Stated exercise:
Quote word for word from the line holding "Decode this image" to the last line below, including both, and omit any pictures.

Records for this exercise:
╭──
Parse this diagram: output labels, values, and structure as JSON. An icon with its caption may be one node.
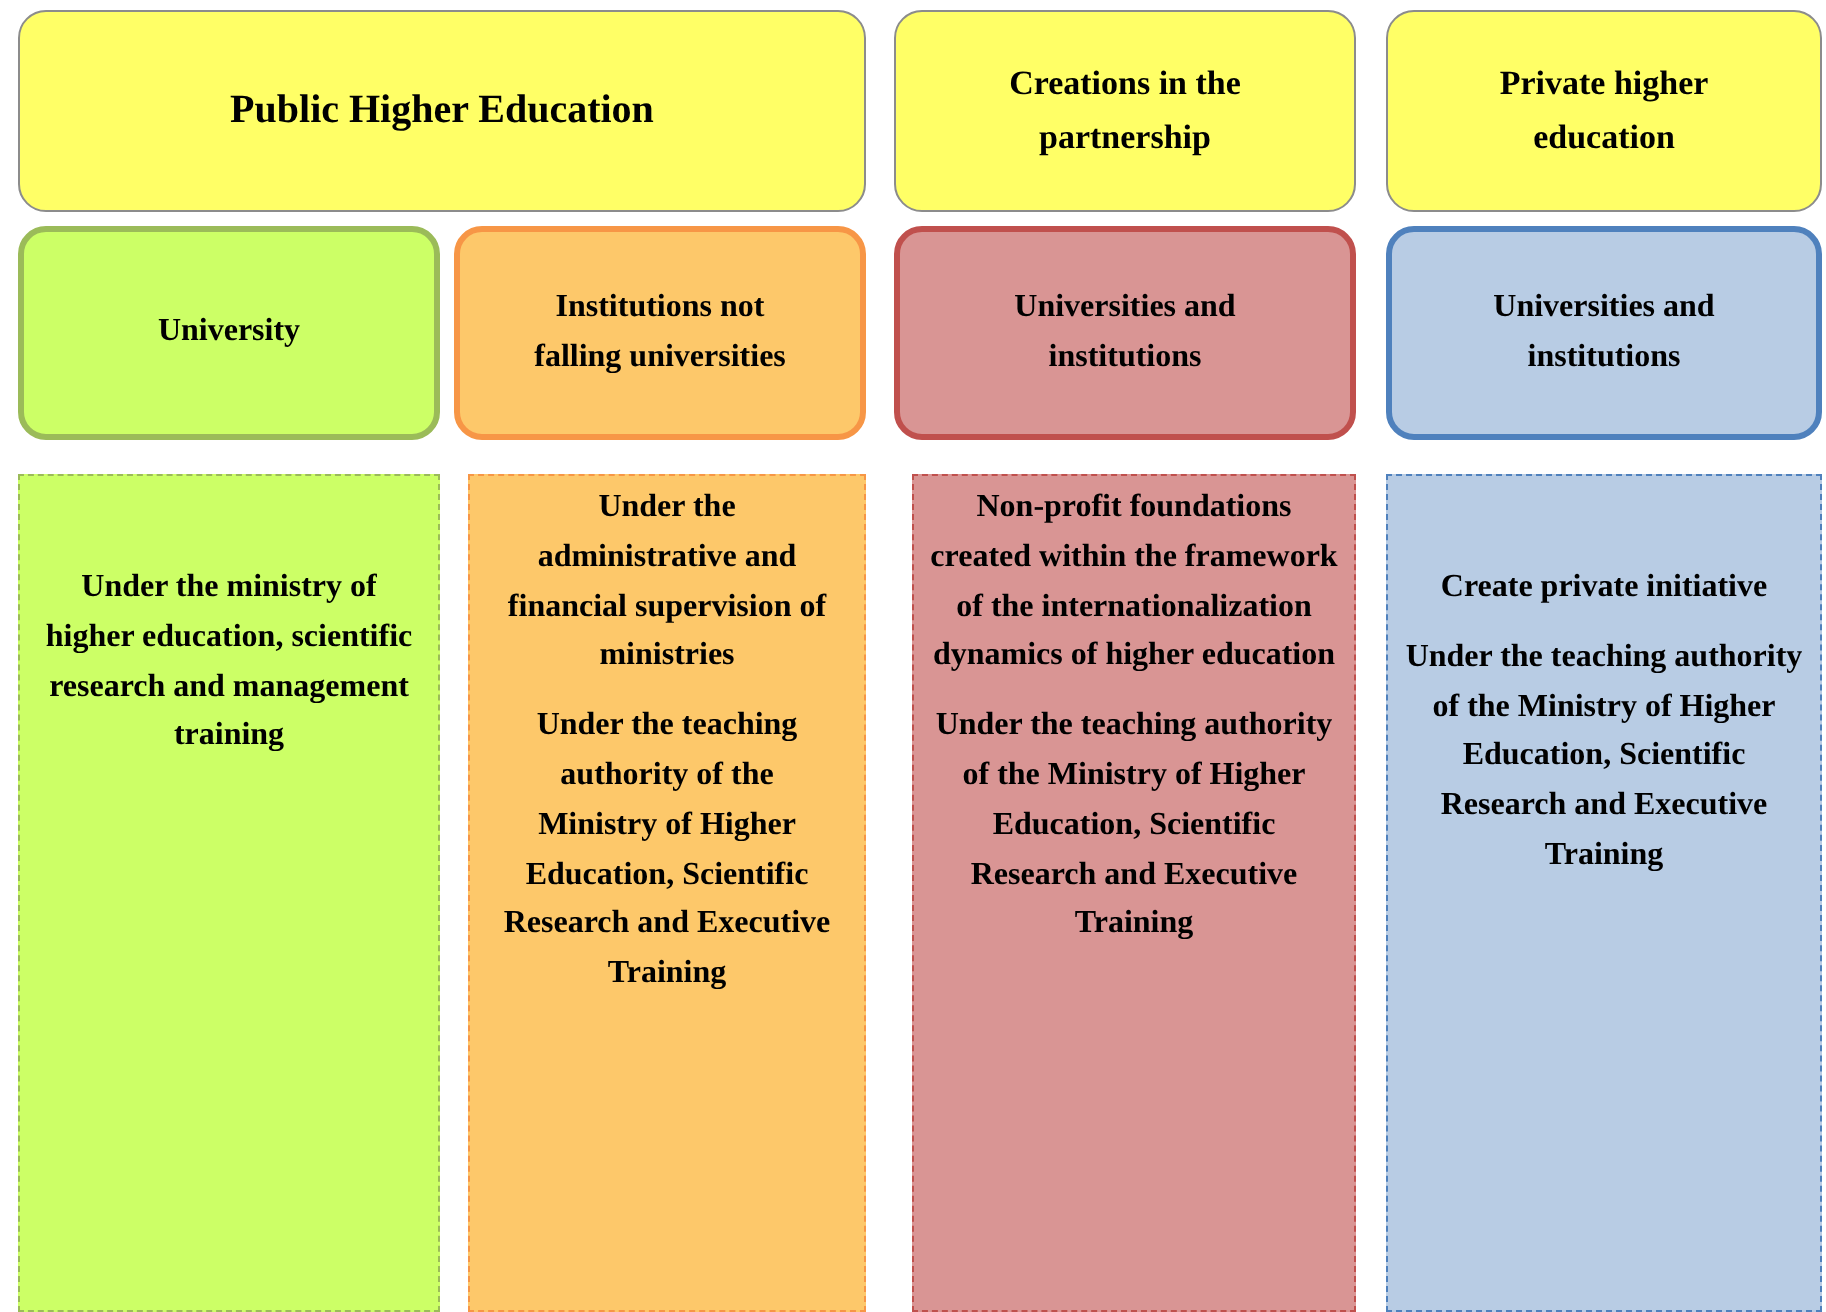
{
  "diagram": {
    "nodes": [
      {
        "text": [
          "Public Higher Education"
        ]
      },
      {
        "text": [
          "Creations in the partnership"
        ]
      },
      {
        "text": [
          "Private higher education"
        ]
      },
      {
        "text": [
          "University"
        ]
      },
      {
        "text": [
          "Institutions not falling universities"
        ]
      },
      {
        "text": [
          "Universities and institutions"
        ]
      },
      {
        "text": [
          "Universities and institutions"
        ]
      },
      {
        "text": [
          "Under the ministry of higher education, scientific research and management training"
        ]
      },
      {
        "text": [
          "Under the administrative and financial supervision of ministries",
          "Under the teaching authority of the Ministry of Higher Education, Scientific Research and Executive Training"
        ]
      },
      {
        "text": [
          "Non-profit foundations created within the framework of the internationalization dynamics of higher education",
          "Under the teaching authority of the Ministry of Higher Education, Scientific Research and Executive Training"
        ]
      },
      {
        "text": [
          "Create private initiative",
          "Under the teaching authority of the Ministry of Higher Education, Scientific Research and Executive Training"
        ]
      }
    ]
  }
}
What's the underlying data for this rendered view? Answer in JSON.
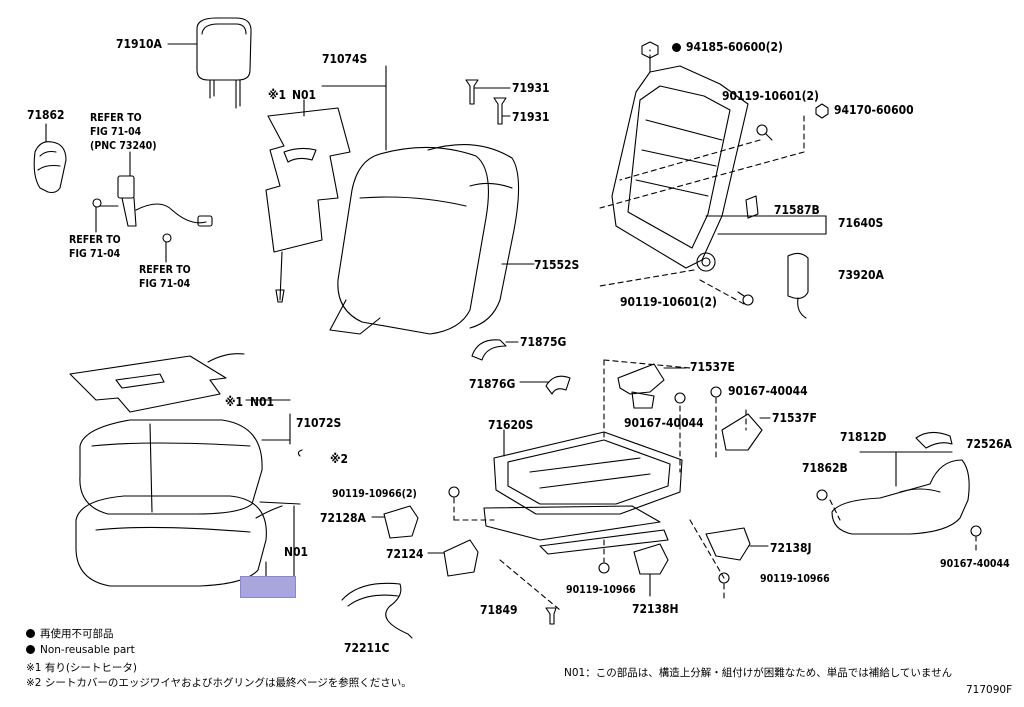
{
  "labels": {
    "p71910A": "71910A",
    "p71074S": "71074S",
    "p71862": "71862",
    "refer1_line1": "REFER TO",
    "refer1_line2": "FIG 71-04",
    "refer1_line3": "(PNC 73240)",
    "refer2_line1": "REFER TO",
    "refer2_line2": "FIG 71-04",
    "refer3_line1": "REFER TO",
    "refer3_line2": "FIG 71-04",
    "n01_top_mark": "※1",
    "n01_top": "N01",
    "p71931a": "71931",
    "p71931b": "71931",
    "p94185": "94185-60600(2)",
    "p90119_10601_top": "90119-10601(2)",
    "p94170": "94170-60600",
    "p71587B": "71587B",
    "p71640S": "71640S",
    "p71552S": "71552S",
    "p73920A": "73920A",
    "p90119_10601_bot": "90119-10601(2)",
    "p71875G": "71875G",
    "p71876G": "71876G",
    "p71537E": "71537E",
    "p90167_40044_a": "90167-40044",
    "p90167_40044_b": "90167-40044",
    "p71537F": "71537F",
    "n01_mid_mark": "※1",
    "n01_mid": "N01",
    "p71072S": "71072S",
    "mark2": "※2",
    "p71620S": "71620S",
    "p71812D": "71812D",
    "p72526A": "72526A",
    "p71862B": "71862B",
    "p90119_10966_2": "90119-10966(2)",
    "p72128A": "72128A",
    "n01_bottom": "N01",
    "p72124": "72124",
    "p72138J": "72138J",
    "p90119_10966_a": "90119-10966",
    "p90119_10966_b": "90119-10966",
    "p72138H": "72138H",
    "p90167_40044_c": "90167-40044",
    "p71849": "71849",
    "p72211C": "72211C"
  },
  "legend": {
    "nonreusable_jp": "再使用不可部品",
    "nonreusable_en": "Non-reusable part",
    "note1": "※1 有り(シートヒータ)",
    "note2": "※2 シートカバーのエッジワイヤおよびホグリングは最終ページを参照ください。",
    "n01_note": "N01：この部品は、構造上分解・組付けが困難なため、単品では補給していません",
    "figure_code": "717090F"
  },
  "colors": {
    "highlight": "#a9a6de",
    "line": "#000000"
  }
}
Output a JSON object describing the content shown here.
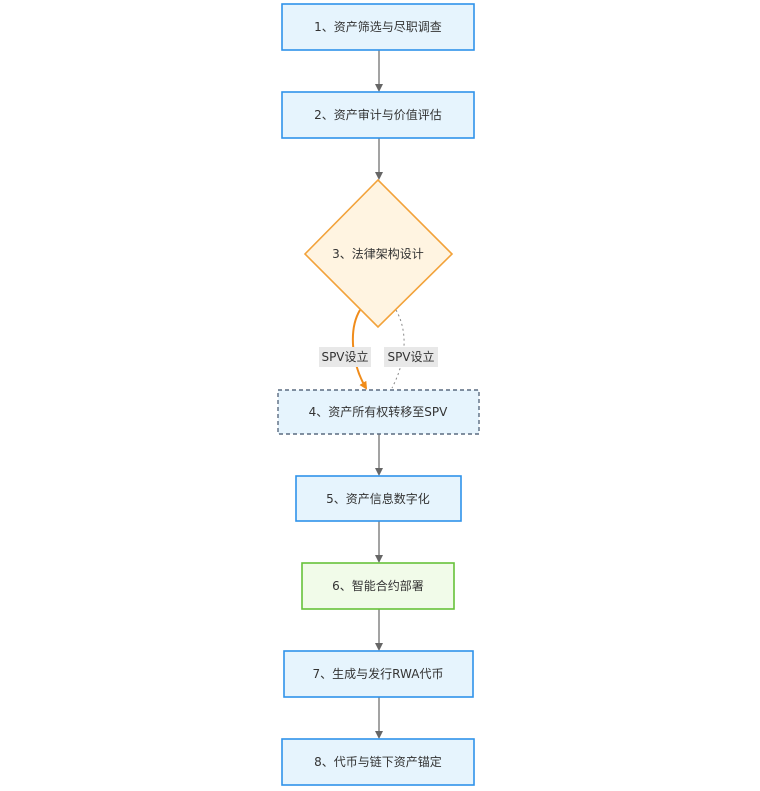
{
  "nodes": {
    "step1": {
      "label": "1、资产筛选与尽职调查"
    },
    "step2": {
      "label": "2、资产审计与价值评估"
    },
    "step3": {
      "label": "3、法律架构设计"
    },
    "step4": {
      "label": "4、资产所有权转移至SPV"
    },
    "step5": {
      "label": "5、资产信息数字化"
    },
    "step6": {
      "label": "6、智能合约部署"
    },
    "step7": {
      "label": "7、生成与发行RWA代币"
    },
    "step8": {
      "label": "8、代币与链下资产锚定"
    }
  },
  "edges": {
    "spv_label_left": "SPV设立",
    "spv_label_right": "SPV设立"
  },
  "colors": {
    "box_fill": "#e6f4fd",
    "box_stroke": "#2f93ea",
    "decision_fill": "#fff4e1",
    "decision_stroke": "#f2a23a",
    "green_fill": "#f1fbe9",
    "green_stroke": "#67c23a",
    "dashed_stroke": "#5a6b80",
    "arrow": "#666666",
    "orange_arrow": "#f08c1b"
  }
}
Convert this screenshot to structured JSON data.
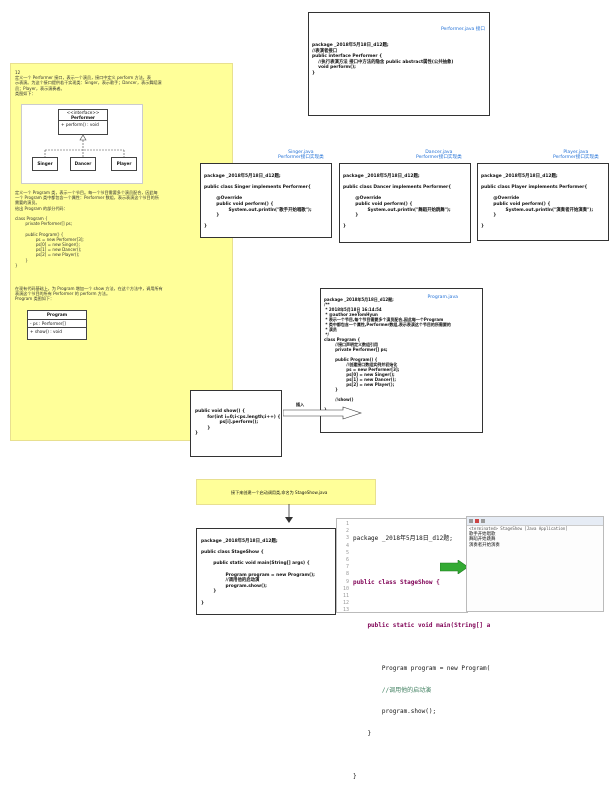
{
  "performer_box": {
    "caption": "Performer.java 接口",
    "code": "package _2018年5月18日_d12题;\n//表演者接口\npublic interface Performer {\n    //执行表演方法 接口中方法的隐含 public abstract属性(公共抽象)\n    void perform();\n}"
  },
  "problem_note": {
    "intro": "12\n定义一个 Performer 接口，表示一个演员，接口中定义 perform 方法，表\n示表演。为这个接口提供若干实现类：Singer，表示歌手；Dancer，表示舞蹈演\n员；Player，表示演奏者。\n类图如下：",
    "part2": "定义一个 Program 类，表示一个节目。每一个节目需要多个演员配合，因此每\n一个 Program 类中都包含一个属性：Performer 数组，表示表演这个节目的所\n需要的演员。\n给出 Program 的部分代码：\n\nclass Program {\n        private Performer[] ps;\n\n        public Program() {\n                ps = new Performer[3];\n                ps[0] = new Singer();\n                ps[1] = new Dancer();\n                ps[2] = new Player();\n        }\n}",
    "part3": "在现有代码基础上，为 Program 增加一个 show 方法，在这个方法中，调用所有\n表演这个节目的所有 Performer 的 perform 方法。\nProgram 类图如下："
  },
  "uml_performer": {
    "stereotype": "<<interface>>",
    "name": "Performer",
    "method": "+ perform() : void"
  },
  "uml_classes": [
    "Singer",
    "Dancer",
    "Player"
  ],
  "uml_program": {
    "name": "Program",
    "field": "- ps : Performer[]",
    "method": "+ show() : void"
  },
  "impl_boxes": [
    {
      "caption": "Singer.java\nPerformer接口实现类",
      "code": "package _2018年5月18日_d12题;\n\npublic class Singer implements Performer{\n\n        @Override\n        public void perform() {\n                System.out.println(\"歌手开始唱歌\");\n        }\n\n}"
    },
    {
      "caption": "Dancer.java\nPerformer接口实现类",
      "code": "package _2018年5月18日_d12题;\n\npublic class Dancer implements Performer{\n\n        @Override\n        public void perform() {\n                System.out.println(\"舞蹈开始跳舞\");\n        }\n\n}"
    },
    {
      "caption": "Player.java\nPerformer接口实现类",
      "code": "package _2018年5月18日_d12题;\n\npublic class Player implements Performer{\n\n        @Override\n        public void perform() {\n                System.out.println(\"演奏者开始演奏\");\n        }\n\n}"
    }
  ],
  "program_box": {
    "caption": "Program.java",
    "code": "package _2018年5月18日_d12题;\n/**\n * 2018年5月18日 16:14:54\n * @author zeeTomHyun\n * 表示一个节目,每个节目需要多个演员配合,因此每一个Program\n * 类中都包含一个属性,Performer数组,表示表演这个节目的所需要的\n * 演员\n */\nclass Program {\n        //接口声明定义数组引用\n        private Performer[] ps;\n\n        public Program() {\n                //创建接口数组实例并初始化\n                ps = new Performer[3];\n                ps[0] = new Singer();\n                ps[1] = new Dancer();\n                ps[2] = new Player();\n        }\n\n        //show()\n\n}"
  },
  "show_box": {
    "code": "public void show() {\n        for(int i=0;i<ps.length;i++) {\n                ps[i].perform();\n        }\n}"
  },
  "insert_label": "插入",
  "stage_note": "接下来创建一个启动调用类,命名为 StageShow.java",
  "stage_box": {
    "code": "package _2018年5月18日_d12题;\n\npublic class StageShow {\n\n        public static void main(String[] args) {\n\n                Program program = new Program();\n                //调用他的启动演\n                program.show();\n        }\n\n}"
  },
  "ide": {
    "line_numbers": "1\n2\n3\n4\n5\n6\n7\n8\n9\n10\n11\n12\n13",
    "lines": [
      "package _2018年5月18日_d12题;",
      "",
      "public class StageShow {",
      "",
      "    public static void main(String[] a",
      "",
      "        Program program = new Program(",
      "        //调用他的启动演",
      "        program.show();",
      "    }",
      "",
      "}",
      ""
    ]
  },
  "console": {
    "title": "<terminated> StageShow [Java Application]",
    "output": "歌手开始唱歌\n舞蹈开始跳舞\n演奏者开始演奏"
  },
  "colors": {
    "note_yellow": "#ffff99",
    "caption_blue": "#1f6fd6",
    "arrow_green": "#33aa33"
  }
}
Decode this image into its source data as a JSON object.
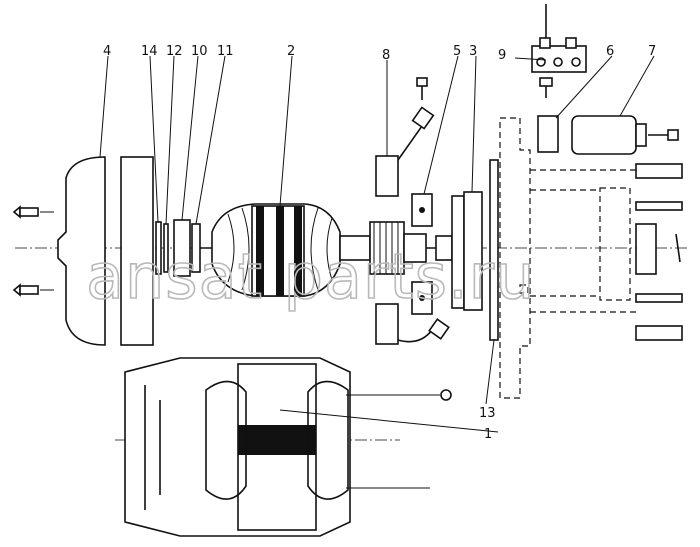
{
  "callouts": [
    "1",
    "2",
    "3",
    "4",
    "5",
    "6",
    "7",
    "8",
    "9",
    "10",
    "11",
    "12",
    "13",
    "14"
  ],
  "watermark": "ansat parts.ru",
  "colors": {
    "ink": "#111111",
    "paper": "#ffffff",
    "watermark": "#b9b9b9"
  }
}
╰──
In response:
Decode this image into its source data as a JSON object.
{
  "callouts": [
    "1",
    "2",
    "3",
    "4",
    "5",
    "6",
    "7",
    "8",
    "9",
    "10",
    "11",
    "12",
    "13",
    "14"
  ],
  "watermark": "ansat parts.ru",
  "colors": {
    "ink": "#111111",
    "paper": "#ffffff",
    "watermark": "#b9b9b9"
  }
}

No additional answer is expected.